What you should do.
From the entries below, copy every line where the string "中外补偿贸易类合同范文" appears.

** begin **

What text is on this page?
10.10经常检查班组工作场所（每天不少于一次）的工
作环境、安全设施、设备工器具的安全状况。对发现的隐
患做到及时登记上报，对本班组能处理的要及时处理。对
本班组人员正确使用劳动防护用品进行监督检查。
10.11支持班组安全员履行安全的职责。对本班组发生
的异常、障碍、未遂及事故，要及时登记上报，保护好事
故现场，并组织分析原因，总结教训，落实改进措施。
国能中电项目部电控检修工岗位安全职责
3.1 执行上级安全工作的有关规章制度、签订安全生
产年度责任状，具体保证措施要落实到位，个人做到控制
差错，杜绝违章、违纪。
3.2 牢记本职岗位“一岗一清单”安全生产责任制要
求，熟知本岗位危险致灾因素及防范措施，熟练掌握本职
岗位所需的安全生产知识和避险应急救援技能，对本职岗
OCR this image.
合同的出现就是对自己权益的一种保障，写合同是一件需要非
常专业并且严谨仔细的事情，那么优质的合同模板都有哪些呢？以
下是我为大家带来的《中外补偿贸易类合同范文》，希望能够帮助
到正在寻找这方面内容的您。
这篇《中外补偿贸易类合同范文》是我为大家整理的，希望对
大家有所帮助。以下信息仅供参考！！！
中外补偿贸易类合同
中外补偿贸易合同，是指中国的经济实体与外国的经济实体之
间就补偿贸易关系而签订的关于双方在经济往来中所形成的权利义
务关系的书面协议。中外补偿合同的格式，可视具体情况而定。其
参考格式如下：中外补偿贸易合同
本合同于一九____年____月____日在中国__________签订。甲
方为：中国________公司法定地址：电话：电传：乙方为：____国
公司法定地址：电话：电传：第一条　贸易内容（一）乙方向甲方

** end **

Solution to the exercise.
下是我为大家带来的《中外补偿贸易类合同范文》，希望能够帮助
这篇《中外补偿贸易类合同范文》是我为大家整理的，希望对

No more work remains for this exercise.